Exercise prompt ▸ Copy the records below line for line, with no changes.

Entries provided ▸
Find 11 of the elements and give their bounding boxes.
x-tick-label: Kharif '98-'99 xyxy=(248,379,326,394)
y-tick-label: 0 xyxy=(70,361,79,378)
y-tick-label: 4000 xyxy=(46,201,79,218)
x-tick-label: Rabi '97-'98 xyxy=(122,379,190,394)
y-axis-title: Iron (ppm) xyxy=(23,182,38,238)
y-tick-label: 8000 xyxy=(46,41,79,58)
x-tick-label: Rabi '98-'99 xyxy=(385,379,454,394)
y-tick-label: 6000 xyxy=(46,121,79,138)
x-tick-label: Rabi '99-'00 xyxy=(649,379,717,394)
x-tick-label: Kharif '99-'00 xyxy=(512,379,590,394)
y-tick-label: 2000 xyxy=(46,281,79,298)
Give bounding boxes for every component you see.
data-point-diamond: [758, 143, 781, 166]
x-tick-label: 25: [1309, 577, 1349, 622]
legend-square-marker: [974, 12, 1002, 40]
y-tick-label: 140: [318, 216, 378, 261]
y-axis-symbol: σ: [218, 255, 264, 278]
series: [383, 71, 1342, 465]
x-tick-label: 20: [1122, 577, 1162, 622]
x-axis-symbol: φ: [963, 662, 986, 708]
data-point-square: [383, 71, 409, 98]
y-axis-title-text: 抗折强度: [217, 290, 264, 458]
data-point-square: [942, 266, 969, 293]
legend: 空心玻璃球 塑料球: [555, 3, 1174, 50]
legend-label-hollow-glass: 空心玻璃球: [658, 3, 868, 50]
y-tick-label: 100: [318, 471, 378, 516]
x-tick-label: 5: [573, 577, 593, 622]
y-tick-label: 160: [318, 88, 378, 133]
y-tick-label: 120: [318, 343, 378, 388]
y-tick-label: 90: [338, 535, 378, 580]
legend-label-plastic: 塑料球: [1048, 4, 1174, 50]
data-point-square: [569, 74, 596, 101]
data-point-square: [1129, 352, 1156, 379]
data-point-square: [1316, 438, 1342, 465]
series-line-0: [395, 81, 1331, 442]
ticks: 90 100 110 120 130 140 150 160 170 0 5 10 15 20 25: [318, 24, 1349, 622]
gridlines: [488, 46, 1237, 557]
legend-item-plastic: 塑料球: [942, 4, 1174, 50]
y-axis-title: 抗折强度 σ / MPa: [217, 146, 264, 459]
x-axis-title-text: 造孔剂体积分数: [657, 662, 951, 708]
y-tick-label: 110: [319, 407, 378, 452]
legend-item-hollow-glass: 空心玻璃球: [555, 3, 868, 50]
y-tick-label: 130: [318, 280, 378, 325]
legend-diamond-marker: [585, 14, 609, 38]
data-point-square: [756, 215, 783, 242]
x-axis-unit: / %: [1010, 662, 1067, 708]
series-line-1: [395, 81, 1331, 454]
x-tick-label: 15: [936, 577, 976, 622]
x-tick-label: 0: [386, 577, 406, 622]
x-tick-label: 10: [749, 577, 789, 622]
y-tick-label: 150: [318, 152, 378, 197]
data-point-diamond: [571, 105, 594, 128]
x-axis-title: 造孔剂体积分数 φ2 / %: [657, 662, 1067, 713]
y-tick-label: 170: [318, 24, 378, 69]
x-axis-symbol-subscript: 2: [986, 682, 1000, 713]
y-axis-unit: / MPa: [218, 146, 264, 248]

The result ▸
Find 11 of the elements and give their bounding boxes.
x-tick-label: Kharif '98-'99 xyxy=(248,379,326,394)
y-tick-label: 0 xyxy=(70,361,79,378)
y-tick-label: 4000 xyxy=(46,201,79,218)
x-tick-label: Rabi '97-'98 xyxy=(122,379,190,394)
y-axis-title: Iron (ppm) xyxy=(23,182,38,238)
y-tick-label: 8000 xyxy=(46,41,79,58)
x-tick-label: Rabi '98-'99 xyxy=(385,379,454,394)
y-tick-label: 6000 xyxy=(46,121,79,138)
x-tick-label: Rabi '99-'00 xyxy=(649,379,717,394)
x-tick-label: Kharif '99-'00 xyxy=(512,379,590,394)
y-tick-label: 2000 xyxy=(46,281,79,298)
Give bounding boxes for every component you see.
data-point-diamond: [758, 143, 781, 166]
x-tick-label: 25: [1309, 577, 1349, 622]
legend-square-marker: [974, 12, 1002, 40]
y-tick-label: 140: [318, 216, 378, 261]
y-axis-symbol: σ: [218, 255, 264, 278]
series: [383, 71, 1342, 465]
x-tick-label: 20: [1122, 577, 1162, 622]
x-axis-symbol: φ: [963, 662, 986, 708]
data-point-square: [383, 71, 409, 98]
y-axis-title-text: 抗折强度: [217, 290, 264, 458]
data-point-square: [942, 266, 969, 293]
legend: 空心玻璃球 塑料球: [555, 3, 1174, 50]
legend-label-hollow-glass: 空心玻璃球: [658, 3, 868, 50]
y-tick-label: 100: [318, 471, 378, 516]
x-tick-label: 5: [573, 577, 593, 622]
y-tick-label: 160: [318, 88, 378, 133]
y-tick-label: 120: [318, 343, 378, 388]
y-tick-label: 90: [338, 535, 378, 580]
legend-label-plastic: 塑料球: [1048, 4, 1174, 50]
data-point-square: [569, 74, 596, 101]
data-point-square: [1129, 352, 1156, 379]
data-point-square: [1316, 438, 1342, 465]
series-line-0: [395, 81, 1331, 442]
ticks: 90 100 110 120 130 140 150 160 170 0 5 10 15 20 25: [318, 24, 1349, 622]
gridlines: [488, 46, 1237, 557]
legend-item-plastic: 塑料球: [942, 4, 1174, 50]
y-axis-title: 抗折强度 σ / MPa: [217, 146, 264, 459]
x-axis-title-text: 造孔剂体积分数: [657, 662, 951, 708]
y-tick-label: 110: [319, 407, 378, 452]
legend-item-hollow-glass: 空心玻璃球: [555, 3, 868, 50]
y-tick-label: 130: [318, 280, 378, 325]
legend-diamond-marker: [585, 14, 609, 38]
data-point-square: [756, 215, 783, 242]
x-axis-unit: / %: [1010, 662, 1067, 708]
series-line-1: [395, 81, 1331, 454]
x-tick-label: 15: [936, 577, 976, 622]
x-tick-label: 0: [386, 577, 406, 622]
x-tick-label: 10: [749, 577, 789, 622]
y-tick-label: 150: [318, 152, 378, 197]
data-point-diamond: [571, 105, 594, 128]
x-axis-title: 造孔剂体积分数 φ2 / %: [657, 662, 1067, 713]
y-tick-label: 170: [318, 24, 378, 69]
x-axis-symbol-subscript: 2: [986, 682, 1000, 713]
y-axis-unit: / MPa: [218, 146, 264, 248]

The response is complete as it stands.